[A block of data]

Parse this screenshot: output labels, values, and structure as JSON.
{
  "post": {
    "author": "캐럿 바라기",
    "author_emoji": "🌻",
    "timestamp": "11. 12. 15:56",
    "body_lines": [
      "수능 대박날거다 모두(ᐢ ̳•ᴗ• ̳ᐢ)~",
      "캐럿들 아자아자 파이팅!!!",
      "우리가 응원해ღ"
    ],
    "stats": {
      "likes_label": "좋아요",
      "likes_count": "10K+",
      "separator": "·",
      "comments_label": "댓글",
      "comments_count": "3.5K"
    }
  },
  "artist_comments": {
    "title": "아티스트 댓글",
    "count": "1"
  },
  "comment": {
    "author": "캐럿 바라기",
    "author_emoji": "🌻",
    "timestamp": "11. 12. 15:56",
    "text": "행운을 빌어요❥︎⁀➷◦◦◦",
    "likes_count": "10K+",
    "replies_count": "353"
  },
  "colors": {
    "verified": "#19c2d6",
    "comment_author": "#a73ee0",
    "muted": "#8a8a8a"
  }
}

## Objective
Write out every line of the material again, exactly as it reads.

## Written answer
Parse this screenshot: output labels, values, and structure as JSON.
{
  "post": {
    "author": "캐럿 바라기",
    "author_emoji": "🌻",
    "timestamp": "11. 12. 15:56",
    "body_lines": [
      "수능 대박날거다 모두(ᐢ ̳•ᴗ• ̳ᐢ)~",
      "캐럿들 아자아자 파이팅!!!",
      "우리가 응원해ღ"
    ],
    "stats": {
      "likes_label": "좋아요",
      "likes_count": "10K+",
      "separator": "·",
      "comments_label": "댓글",
      "comments_count": "3.5K"
    }
  },
  "artist_comments": {
    "title": "아티스트 댓글",
    "count": "1"
  },
  "comment": {
    "author": "캐럿 바라기",
    "author_emoji": "🌻",
    "timestamp": "11. 12. 15:56",
    "text": "행운을 빌어요❥︎⁀➷◦◦◦",
    "likes_count": "10K+",
    "replies_count": "353"
  },
  "colors": {
    "verified": "#19c2d6",
    "comment_author": "#a73ee0",
    "muted": "#8a8a8a"
  }
}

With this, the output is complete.